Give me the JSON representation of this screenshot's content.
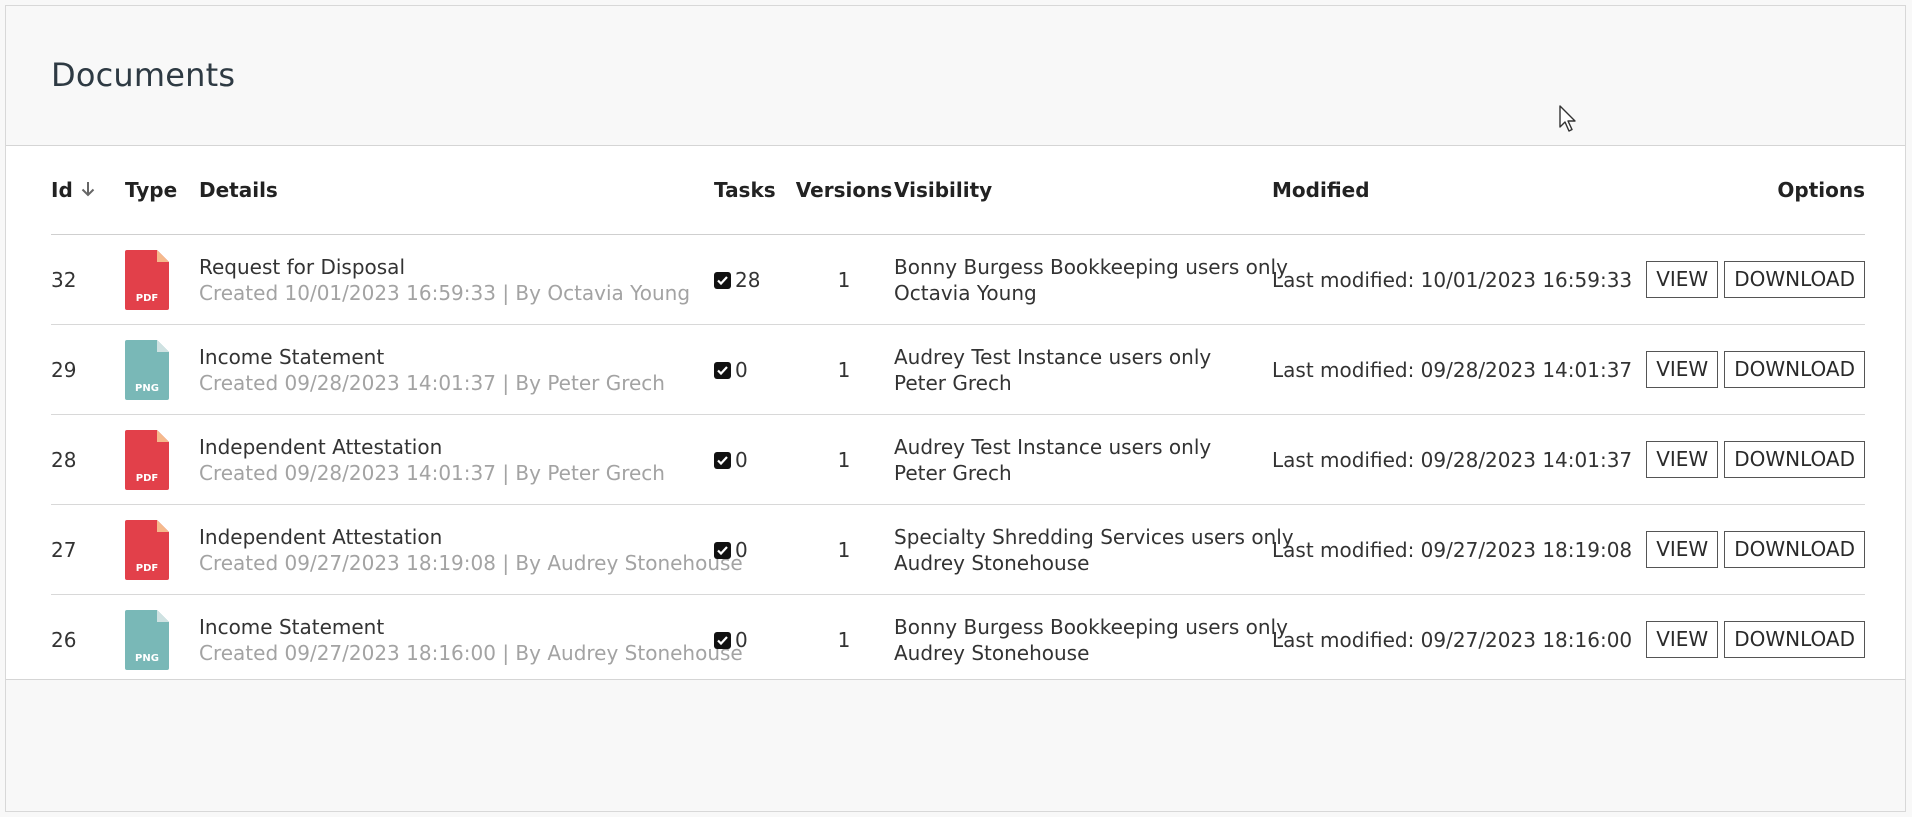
{
  "page": {
    "title": "Documents"
  },
  "table": {
    "headers": {
      "id": "Id",
      "type": "Type",
      "details": "Details",
      "tasks": "Tasks",
      "versions": "Versions",
      "visibility": "Visibility",
      "modified": "Modified",
      "options": "Options"
    },
    "sort": {
      "column": "Id",
      "direction": "descending",
      "icon": "arrow-down-icon"
    },
    "rows": [
      {
        "id": "32",
        "type": "PDF",
        "title": "Request for Disposal",
        "created": "Created 10/01/2023 16:59:33 | By Octavia Young",
        "tasks": "28",
        "versions": "1",
        "visibility": "Bonny Burgess Bookkeeping users only",
        "owner": "Octavia Young",
        "modified": "Last modified: 10/01/2023 16:59:33"
      },
      {
        "id": "29",
        "type": "PNG",
        "title": "Income Statement",
        "created": "Created 09/28/2023 14:01:37 | By Peter Grech",
        "tasks": "0",
        "versions": "1",
        "visibility": "Audrey Test Instance users only",
        "owner": "Peter Grech",
        "modified": "Last modified: 09/28/2023 14:01:37"
      },
      {
        "id": "28",
        "type": "PDF",
        "title": "Independent Attestation",
        "created": "Created 09/28/2023 14:01:37 | By Peter Grech",
        "tasks": "0",
        "versions": "1",
        "visibility": "Audrey Test Instance users only",
        "owner": "Peter Grech",
        "modified": "Last modified: 09/28/2023 14:01:37"
      },
      {
        "id": "27",
        "type": "PDF",
        "title": "Independent Attestation",
        "created": "Created 09/27/2023 18:19:08 | By Audrey Stonehouse",
        "tasks": "0",
        "versions": "1",
        "visibility": "Specialty Shredding Services users only",
        "owner": "Audrey Stonehouse",
        "modified": "Last modified: 09/27/2023 18:19:08"
      },
      {
        "id": "26",
        "type": "PNG",
        "title": "Income Statement",
        "created": "Created 09/27/2023 18:16:00 | By Audrey Stonehouse",
        "tasks": "0",
        "versions": "1",
        "visibility": "Bonny Burgess Bookkeeping users only",
        "owner": "Audrey Stonehouse",
        "modified": "Last modified: 09/27/2023 18:16:00"
      }
    ]
  },
  "buttons": {
    "view": "VIEW",
    "download": "DOWNLOAD"
  },
  "colors": {
    "pdf": "#e2404a",
    "pdf_fold": "#f5b98c",
    "png": "#79b8b7",
    "png_fold": "#cfe2e2"
  }
}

☆ ☆ ☆ ☆

__What is expected__
None of the pictures should appear; repeat the records exactly otherwise.

__Task solution__
Give me the JSON representation of this screenshot's content.
{
  "page": {
    "title": "Documents"
  },
  "table": {
    "headers": {
      "id": "Id",
      "type": "Type",
      "details": "Details",
      "tasks": "Tasks",
      "versions": "Versions",
      "visibility": "Visibility",
      "modified": "Modified",
      "options": "Options"
    },
    "sort": {
      "column": "Id",
      "direction": "descending",
      "icon": "arrow-down-icon"
    },
    "rows": [
      {
        "id": "32",
        "type": "PDF",
        "title": "Request for Disposal",
        "created": "Created 10/01/2023 16:59:33 | By Octavia Young",
        "tasks": "28",
        "versions": "1",
        "visibility": "Bonny Burgess Bookkeeping users only",
        "owner": "Octavia Young",
        "modified": "Last modified: 10/01/2023 16:59:33"
      },
      {
        "id": "29",
        "type": "PNG",
        "title": "Income Statement",
        "created": "Created 09/28/2023 14:01:37 | By Peter Grech",
        "tasks": "0",
        "versions": "1",
        "visibility": "Audrey Test Instance users only",
        "owner": "Peter Grech",
        "modified": "Last modified: 09/28/2023 14:01:37"
      },
      {
        "id": "28",
        "type": "PDF",
        "title": "Independent Attestation",
        "created": "Created 09/28/2023 14:01:37 | By Peter Grech",
        "tasks": "0",
        "versions": "1",
        "visibility": "Audrey Test Instance users only",
        "owner": "Peter Grech",
        "modified": "Last modified: 09/28/2023 14:01:37"
      },
      {
        "id": "27",
        "type": "PDF",
        "title": "Independent Attestation",
        "created": "Created 09/27/2023 18:19:08 | By Audrey Stonehouse",
        "tasks": "0",
        "versions": "1",
        "visibility": "Specialty Shredding Services users only",
        "owner": "Audrey Stonehouse",
        "modified": "Last modified: 09/27/2023 18:19:08"
      },
      {
        "id": "26",
        "type": "PNG",
        "title": "Income Statement",
        "created": "Created 09/27/2023 18:16:00 | By Audrey Stonehouse",
        "tasks": "0",
        "versions": "1",
        "visibility": "Bonny Burgess Bookkeeping users only",
        "owner": "Audrey Stonehouse",
        "modified": "Last modified: 09/27/2023 18:16:00"
      }
    ]
  },
  "buttons": {
    "view": "VIEW",
    "download": "DOWNLOAD"
  },
  "colors": {
    "pdf": "#e2404a",
    "pdf_fold": "#f5b98c",
    "png": "#79b8b7",
    "png_fold": "#cfe2e2"
  }
}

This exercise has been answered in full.